→ Task requirements
Please print all of the material below, word for word.
---
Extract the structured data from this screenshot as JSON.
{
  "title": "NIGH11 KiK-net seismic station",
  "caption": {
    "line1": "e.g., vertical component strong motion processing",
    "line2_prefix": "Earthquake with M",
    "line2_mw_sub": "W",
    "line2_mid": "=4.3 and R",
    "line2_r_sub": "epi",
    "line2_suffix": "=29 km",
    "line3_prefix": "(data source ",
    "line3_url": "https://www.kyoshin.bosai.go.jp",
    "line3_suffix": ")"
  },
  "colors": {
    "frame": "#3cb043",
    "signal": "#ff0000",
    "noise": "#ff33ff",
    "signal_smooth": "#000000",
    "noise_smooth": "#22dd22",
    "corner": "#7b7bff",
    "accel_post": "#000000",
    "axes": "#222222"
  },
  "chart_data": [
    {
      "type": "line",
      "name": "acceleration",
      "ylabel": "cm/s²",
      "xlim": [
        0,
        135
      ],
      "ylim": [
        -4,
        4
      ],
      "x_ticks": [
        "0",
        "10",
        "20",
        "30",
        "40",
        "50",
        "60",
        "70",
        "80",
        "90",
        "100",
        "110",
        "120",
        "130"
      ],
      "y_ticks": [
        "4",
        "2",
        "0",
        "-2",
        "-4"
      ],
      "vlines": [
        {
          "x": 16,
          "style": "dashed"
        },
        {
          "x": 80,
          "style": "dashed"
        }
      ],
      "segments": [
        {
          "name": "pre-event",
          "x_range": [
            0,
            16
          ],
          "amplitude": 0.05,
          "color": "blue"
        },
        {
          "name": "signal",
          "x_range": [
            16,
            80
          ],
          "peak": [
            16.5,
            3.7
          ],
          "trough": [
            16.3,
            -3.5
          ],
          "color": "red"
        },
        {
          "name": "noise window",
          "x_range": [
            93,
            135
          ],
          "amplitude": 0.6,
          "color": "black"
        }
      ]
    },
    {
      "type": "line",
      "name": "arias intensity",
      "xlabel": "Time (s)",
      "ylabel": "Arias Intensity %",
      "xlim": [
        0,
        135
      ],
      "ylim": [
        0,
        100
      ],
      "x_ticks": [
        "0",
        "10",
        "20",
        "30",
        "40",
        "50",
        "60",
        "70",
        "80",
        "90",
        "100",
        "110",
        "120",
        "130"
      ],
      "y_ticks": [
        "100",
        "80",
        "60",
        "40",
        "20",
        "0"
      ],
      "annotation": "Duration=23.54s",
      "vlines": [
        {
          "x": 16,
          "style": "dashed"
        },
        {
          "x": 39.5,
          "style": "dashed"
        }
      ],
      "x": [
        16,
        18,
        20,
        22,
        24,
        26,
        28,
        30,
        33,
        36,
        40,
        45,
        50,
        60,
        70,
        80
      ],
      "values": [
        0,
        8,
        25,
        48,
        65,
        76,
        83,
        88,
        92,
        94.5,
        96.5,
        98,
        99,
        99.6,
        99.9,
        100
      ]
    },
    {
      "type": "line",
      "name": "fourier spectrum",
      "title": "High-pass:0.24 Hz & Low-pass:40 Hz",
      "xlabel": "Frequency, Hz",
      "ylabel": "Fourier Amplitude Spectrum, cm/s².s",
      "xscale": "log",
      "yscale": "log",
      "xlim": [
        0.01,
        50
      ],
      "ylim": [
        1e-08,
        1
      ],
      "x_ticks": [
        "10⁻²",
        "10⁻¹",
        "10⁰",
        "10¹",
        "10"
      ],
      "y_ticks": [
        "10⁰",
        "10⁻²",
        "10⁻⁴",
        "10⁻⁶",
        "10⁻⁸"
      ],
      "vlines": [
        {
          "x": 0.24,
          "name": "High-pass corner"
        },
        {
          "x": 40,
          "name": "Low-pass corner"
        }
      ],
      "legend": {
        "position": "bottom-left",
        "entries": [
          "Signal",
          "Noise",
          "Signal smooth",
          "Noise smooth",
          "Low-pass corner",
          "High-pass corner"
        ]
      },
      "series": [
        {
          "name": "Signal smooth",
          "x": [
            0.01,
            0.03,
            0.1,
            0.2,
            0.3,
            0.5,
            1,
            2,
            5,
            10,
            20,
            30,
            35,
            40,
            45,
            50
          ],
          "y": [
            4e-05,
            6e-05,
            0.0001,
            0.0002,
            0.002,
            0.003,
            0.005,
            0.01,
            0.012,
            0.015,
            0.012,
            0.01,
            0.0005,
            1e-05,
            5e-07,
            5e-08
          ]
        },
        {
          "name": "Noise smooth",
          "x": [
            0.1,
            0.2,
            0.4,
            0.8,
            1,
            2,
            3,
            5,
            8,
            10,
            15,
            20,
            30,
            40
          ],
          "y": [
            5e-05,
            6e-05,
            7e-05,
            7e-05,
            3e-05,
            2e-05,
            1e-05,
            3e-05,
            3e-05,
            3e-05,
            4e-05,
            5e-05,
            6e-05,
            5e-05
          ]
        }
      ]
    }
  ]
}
---
→ Reply to the exercise
Extract the structured data from this screenshot as JSON.
{
  "title": "NIGH11 KiK-net seismic station",
  "caption": {
    "line1": "e.g., vertical component strong motion processing",
    "line2_prefix": "Earthquake with M",
    "line2_mw_sub": "W",
    "line2_mid": "=4.3 and R",
    "line2_r_sub": "epi",
    "line2_suffix": "=29 km",
    "line3_prefix": "(data source ",
    "line3_url": "https://www.kyoshin.bosai.go.jp",
    "line3_suffix": ")"
  },
  "colors": {
    "frame": "#3cb043",
    "signal": "#ff0000",
    "noise": "#ff33ff",
    "signal_smooth": "#000000",
    "noise_smooth": "#22dd22",
    "corner": "#7b7bff",
    "accel_post": "#000000",
    "axes": "#222222"
  },
  "chart_data": [
    {
      "type": "line",
      "name": "acceleration",
      "ylabel": "cm/s²",
      "xlim": [
        0,
        135
      ],
      "ylim": [
        -4,
        4
      ],
      "x_ticks": [
        "0",
        "10",
        "20",
        "30",
        "40",
        "50",
        "60",
        "70",
        "80",
        "90",
        "100",
        "110",
        "120",
        "130"
      ],
      "y_ticks": [
        "4",
        "2",
        "0",
        "-2",
        "-4"
      ],
      "vlines": [
        {
          "x": 16,
          "style": "dashed"
        },
        {
          "x": 80,
          "style": "dashed"
        }
      ],
      "segments": [
        {
          "name": "pre-event",
          "x_range": [
            0,
            16
          ],
          "amplitude": 0.05,
          "color": "blue"
        },
        {
          "name": "signal",
          "x_range": [
            16,
            80
          ],
          "peak": [
            16.5,
            3.7
          ],
          "trough": [
            16.3,
            -3.5
          ],
          "color": "red"
        },
        {
          "name": "noise window",
          "x_range": [
            93,
            135
          ],
          "amplitude": 0.6,
          "color": "black"
        }
      ]
    },
    {
      "type": "line",
      "name": "arias intensity",
      "xlabel": "Time (s)",
      "ylabel": "Arias Intensity %",
      "xlim": [
        0,
        135
      ],
      "ylim": [
        0,
        100
      ],
      "x_ticks": [
        "0",
        "10",
        "20",
        "30",
        "40",
        "50",
        "60",
        "70",
        "80",
        "90",
        "100",
        "110",
        "120",
        "130"
      ],
      "y_ticks": [
        "100",
        "80",
        "60",
        "40",
        "20",
        "0"
      ],
      "annotation": "Duration=23.54s",
      "vlines": [
        {
          "x": 16,
          "style": "dashed"
        },
        {
          "x": 39.5,
          "style": "dashed"
        }
      ],
      "x": [
        16,
        18,
        20,
        22,
        24,
        26,
        28,
        30,
        33,
        36,
        40,
        45,
        50,
        60,
        70,
        80
      ],
      "values": [
        0,
        8,
        25,
        48,
        65,
        76,
        83,
        88,
        92,
        94.5,
        96.5,
        98,
        99,
        99.6,
        99.9,
        100
      ]
    },
    {
      "type": "line",
      "name": "fourier spectrum",
      "title": "High-pass:0.24 Hz & Low-pass:40 Hz",
      "xlabel": "Frequency, Hz",
      "ylabel": "Fourier Amplitude Spectrum, cm/s².s",
      "xscale": "log",
      "yscale": "log",
      "xlim": [
        0.01,
        50
      ],
      "ylim": [
        1e-08,
        1
      ],
      "x_ticks": [
        "10⁻²",
        "10⁻¹",
        "10⁰",
        "10¹",
        "10"
      ],
      "y_ticks": [
        "10⁰",
        "10⁻²",
        "10⁻⁴",
        "10⁻⁶",
        "10⁻⁸"
      ],
      "vlines": [
        {
          "x": 0.24,
          "name": "High-pass corner"
        },
        {
          "x": 40,
          "name": "Low-pass corner"
        }
      ],
      "legend": {
        "position": "bottom-left",
        "entries": [
          "Signal",
          "Noise",
          "Signal smooth",
          "Noise smooth",
          "Low-pass corner",
          "High-pass corner"
        ]
      },
      "series": [
        {
          "name": "Signal smooth",
          "x": [
            0.01,
            0.03,
            0.1,
            0.2,
            0.3,
            0.5,
            1,
            2,
            5,
            10,
            20,
            30,
            35,
            40,
            45,
            50
          ],
          "y": [
            4e-05,
            6e-05,
            0.0001,
            0.0002,
            0.002,
            0.003,
            0.005,
            0.01,
            0.012,
            0.015,
            0.012,
            0.01,
            0.0005,
            1e-05,
            5e-07,
            5e-08
          ]
        },
        {
          "name": "Noise smooth",
          "x": [
            0.1,
            0.2,
            0.4,
            0.8,
            1,
            2,
            3,
            5,
            8,
            10,
            15,
            20,
            30,
            40
          ],
          "y": [
            5e-05,
            6e-05,
            7e-05,
            7e-05,
            3e-05,
            2e-05,
            1e-05,
            3e-05,
            3e-05,
            3e-05,
            4e-05,
            5e-05,
            6e-05,
            5e-05
          ]
        }
      ]
    }
  ]
}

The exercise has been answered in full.